TASK: Select every line holding the word "this" and copy it.

┌─ AVAILABLE DATA

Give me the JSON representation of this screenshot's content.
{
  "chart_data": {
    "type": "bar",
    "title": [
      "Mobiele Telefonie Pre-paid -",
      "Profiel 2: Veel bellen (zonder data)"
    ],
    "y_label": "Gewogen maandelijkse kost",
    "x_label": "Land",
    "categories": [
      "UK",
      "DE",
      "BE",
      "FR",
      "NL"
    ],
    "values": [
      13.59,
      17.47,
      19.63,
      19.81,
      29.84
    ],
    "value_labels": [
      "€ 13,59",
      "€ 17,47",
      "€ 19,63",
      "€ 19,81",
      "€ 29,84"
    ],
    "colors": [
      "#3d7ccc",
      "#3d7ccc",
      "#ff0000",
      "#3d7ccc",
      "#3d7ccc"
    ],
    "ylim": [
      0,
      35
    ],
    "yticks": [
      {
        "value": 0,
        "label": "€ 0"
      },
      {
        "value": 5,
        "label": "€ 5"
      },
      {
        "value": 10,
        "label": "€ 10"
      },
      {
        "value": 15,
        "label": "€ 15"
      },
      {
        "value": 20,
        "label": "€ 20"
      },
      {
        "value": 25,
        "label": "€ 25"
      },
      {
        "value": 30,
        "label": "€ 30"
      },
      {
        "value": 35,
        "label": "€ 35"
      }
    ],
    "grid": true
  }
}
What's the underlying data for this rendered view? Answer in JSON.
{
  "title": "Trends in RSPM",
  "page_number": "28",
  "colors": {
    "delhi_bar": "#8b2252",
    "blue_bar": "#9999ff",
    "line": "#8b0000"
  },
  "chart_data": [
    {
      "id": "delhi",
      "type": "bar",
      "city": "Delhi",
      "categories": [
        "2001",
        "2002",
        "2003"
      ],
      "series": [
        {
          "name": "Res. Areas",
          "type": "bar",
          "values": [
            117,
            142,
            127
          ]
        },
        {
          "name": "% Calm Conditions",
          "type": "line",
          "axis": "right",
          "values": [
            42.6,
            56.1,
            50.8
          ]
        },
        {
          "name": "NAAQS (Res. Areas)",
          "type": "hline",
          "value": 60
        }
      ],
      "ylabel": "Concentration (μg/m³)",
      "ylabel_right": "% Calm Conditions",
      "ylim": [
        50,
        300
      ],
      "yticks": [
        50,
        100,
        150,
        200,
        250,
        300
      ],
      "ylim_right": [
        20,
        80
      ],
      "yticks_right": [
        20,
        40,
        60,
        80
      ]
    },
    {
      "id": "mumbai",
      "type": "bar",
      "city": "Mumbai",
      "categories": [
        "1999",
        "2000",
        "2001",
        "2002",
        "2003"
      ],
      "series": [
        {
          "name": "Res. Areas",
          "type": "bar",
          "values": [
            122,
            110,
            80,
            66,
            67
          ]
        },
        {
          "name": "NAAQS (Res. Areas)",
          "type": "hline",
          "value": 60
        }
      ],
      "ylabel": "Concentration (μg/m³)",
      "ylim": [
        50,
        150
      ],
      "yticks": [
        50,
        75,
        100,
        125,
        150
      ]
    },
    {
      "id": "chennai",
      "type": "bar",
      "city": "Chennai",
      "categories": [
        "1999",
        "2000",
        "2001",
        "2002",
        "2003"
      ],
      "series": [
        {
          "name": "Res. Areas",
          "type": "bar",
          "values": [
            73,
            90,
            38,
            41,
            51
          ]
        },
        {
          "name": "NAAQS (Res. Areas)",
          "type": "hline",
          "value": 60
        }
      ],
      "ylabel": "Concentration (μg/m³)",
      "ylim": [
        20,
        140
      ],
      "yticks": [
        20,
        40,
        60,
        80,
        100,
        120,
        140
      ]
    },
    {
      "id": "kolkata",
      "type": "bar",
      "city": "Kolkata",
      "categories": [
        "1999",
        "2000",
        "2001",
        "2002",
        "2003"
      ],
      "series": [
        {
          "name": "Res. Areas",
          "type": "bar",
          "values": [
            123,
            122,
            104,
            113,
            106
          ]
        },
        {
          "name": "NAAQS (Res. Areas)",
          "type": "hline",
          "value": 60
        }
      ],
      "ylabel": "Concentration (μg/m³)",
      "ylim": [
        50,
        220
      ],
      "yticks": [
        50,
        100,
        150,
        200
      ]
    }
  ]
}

└─

RESULT OF THE TASK:
Give me the JSON representation of this screenshot's content.
What's the underlying data for this rendered view? Answer in JSON.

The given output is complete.